Collected data:

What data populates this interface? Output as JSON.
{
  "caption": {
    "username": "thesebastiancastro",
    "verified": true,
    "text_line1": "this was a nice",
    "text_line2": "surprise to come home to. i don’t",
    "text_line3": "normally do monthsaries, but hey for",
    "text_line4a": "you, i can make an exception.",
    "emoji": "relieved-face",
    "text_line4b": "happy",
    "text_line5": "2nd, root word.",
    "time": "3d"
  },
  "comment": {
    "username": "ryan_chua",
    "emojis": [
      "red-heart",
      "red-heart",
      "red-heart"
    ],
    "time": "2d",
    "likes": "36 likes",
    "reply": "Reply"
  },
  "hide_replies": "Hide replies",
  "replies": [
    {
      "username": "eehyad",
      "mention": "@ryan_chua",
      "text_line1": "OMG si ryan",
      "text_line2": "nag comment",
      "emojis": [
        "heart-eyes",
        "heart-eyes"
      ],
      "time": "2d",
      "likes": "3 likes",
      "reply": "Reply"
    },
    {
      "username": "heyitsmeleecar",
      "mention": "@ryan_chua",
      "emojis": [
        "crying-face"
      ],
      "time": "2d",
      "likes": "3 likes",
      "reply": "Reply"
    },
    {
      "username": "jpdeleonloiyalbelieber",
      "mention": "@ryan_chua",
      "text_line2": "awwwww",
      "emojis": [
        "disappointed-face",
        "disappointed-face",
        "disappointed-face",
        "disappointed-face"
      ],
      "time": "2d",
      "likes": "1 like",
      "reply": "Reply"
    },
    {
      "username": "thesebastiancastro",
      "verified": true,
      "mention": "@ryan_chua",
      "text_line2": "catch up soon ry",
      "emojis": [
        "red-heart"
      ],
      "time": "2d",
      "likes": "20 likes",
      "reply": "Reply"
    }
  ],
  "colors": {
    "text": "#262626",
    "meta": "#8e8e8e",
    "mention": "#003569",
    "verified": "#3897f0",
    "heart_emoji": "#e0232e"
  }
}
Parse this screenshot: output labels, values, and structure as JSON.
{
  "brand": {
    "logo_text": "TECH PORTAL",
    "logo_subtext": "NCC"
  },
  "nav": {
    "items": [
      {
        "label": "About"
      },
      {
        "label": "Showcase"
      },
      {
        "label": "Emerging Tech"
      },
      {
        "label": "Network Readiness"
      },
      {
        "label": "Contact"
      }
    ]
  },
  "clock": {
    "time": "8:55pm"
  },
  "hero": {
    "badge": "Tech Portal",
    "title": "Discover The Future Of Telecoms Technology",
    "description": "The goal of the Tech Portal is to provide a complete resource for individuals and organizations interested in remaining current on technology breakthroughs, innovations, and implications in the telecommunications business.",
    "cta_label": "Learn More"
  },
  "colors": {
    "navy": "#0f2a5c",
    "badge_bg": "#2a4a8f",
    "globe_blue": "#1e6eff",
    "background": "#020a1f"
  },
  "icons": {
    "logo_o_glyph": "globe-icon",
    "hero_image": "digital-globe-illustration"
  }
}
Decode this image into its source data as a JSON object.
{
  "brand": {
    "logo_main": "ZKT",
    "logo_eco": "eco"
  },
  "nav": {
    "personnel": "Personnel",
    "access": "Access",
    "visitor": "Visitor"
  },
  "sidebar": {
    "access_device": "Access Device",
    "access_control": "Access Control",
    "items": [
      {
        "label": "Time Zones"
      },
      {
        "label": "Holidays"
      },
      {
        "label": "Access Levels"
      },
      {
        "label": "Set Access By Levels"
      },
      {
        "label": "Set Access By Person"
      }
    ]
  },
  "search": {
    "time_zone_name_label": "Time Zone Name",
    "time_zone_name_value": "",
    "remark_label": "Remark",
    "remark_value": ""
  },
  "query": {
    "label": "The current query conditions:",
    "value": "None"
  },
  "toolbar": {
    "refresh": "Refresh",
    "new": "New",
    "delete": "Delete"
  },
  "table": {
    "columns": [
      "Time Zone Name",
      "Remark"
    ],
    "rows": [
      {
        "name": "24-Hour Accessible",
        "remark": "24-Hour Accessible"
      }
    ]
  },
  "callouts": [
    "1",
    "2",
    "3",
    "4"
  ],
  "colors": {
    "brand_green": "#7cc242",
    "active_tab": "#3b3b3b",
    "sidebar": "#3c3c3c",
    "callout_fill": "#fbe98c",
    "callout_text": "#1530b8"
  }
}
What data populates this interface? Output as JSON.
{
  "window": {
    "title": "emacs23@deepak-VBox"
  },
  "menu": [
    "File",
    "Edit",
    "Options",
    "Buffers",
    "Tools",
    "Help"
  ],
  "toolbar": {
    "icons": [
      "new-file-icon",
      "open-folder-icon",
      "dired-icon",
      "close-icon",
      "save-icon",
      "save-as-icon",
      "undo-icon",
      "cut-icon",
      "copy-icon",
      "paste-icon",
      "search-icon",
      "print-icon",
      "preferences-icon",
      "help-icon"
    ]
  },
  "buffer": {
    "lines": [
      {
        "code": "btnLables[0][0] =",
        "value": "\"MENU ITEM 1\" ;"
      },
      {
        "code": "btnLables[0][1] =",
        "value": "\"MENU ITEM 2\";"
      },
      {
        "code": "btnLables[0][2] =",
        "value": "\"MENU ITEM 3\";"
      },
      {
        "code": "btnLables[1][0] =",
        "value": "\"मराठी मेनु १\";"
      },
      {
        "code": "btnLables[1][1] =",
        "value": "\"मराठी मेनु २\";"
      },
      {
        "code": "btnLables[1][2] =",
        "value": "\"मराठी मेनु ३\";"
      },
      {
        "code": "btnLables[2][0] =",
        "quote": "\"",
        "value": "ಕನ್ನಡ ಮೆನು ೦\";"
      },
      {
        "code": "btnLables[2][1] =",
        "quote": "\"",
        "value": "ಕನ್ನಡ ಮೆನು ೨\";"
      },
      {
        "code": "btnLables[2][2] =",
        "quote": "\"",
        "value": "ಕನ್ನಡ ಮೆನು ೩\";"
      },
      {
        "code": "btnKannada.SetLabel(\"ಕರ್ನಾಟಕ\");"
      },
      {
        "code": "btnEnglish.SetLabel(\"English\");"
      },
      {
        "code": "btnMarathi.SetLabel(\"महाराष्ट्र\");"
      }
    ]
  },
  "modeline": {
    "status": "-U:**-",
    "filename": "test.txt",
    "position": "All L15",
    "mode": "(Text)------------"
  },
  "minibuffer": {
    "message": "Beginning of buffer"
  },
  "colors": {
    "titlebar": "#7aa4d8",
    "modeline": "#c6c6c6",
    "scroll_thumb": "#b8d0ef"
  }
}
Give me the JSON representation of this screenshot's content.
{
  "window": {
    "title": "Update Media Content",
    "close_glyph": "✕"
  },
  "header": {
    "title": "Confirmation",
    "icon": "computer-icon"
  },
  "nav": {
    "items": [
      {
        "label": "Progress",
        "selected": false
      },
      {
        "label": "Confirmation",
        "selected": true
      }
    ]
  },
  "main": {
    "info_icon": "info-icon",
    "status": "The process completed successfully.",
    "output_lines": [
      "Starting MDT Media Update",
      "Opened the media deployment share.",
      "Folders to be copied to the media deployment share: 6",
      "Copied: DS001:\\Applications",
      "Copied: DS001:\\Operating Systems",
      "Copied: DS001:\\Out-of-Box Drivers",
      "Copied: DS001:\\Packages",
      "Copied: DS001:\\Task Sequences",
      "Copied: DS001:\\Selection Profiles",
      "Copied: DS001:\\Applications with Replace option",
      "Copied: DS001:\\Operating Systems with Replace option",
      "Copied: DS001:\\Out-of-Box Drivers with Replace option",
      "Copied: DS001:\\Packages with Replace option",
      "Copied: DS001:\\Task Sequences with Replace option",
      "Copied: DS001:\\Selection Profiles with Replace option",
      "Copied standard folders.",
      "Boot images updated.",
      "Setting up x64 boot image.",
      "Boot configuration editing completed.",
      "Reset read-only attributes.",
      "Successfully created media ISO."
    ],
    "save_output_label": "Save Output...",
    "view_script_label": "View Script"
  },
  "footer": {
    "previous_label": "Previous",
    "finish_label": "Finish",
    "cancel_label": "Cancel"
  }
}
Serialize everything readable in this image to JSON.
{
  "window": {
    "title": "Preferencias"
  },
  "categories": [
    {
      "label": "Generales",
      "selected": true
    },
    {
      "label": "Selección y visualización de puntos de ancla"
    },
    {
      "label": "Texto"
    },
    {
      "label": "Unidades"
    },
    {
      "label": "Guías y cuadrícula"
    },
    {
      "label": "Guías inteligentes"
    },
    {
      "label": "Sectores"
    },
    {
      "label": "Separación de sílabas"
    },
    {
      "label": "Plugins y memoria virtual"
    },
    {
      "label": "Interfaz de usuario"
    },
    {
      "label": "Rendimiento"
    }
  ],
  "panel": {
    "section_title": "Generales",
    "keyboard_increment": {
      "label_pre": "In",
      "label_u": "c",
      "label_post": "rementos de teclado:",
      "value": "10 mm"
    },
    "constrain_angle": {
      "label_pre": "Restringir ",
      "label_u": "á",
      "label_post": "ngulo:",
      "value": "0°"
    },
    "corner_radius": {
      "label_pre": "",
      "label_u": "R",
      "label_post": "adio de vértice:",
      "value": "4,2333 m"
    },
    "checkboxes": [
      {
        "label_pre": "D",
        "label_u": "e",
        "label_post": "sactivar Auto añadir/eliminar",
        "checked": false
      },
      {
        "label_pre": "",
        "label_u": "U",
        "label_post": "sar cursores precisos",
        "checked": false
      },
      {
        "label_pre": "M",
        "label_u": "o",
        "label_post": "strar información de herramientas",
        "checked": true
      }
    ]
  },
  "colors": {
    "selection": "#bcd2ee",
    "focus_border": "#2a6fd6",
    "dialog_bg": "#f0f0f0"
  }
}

Work to do: Your answer should be a single number: the count of lines containing the word "Applications".

Worked answer: 2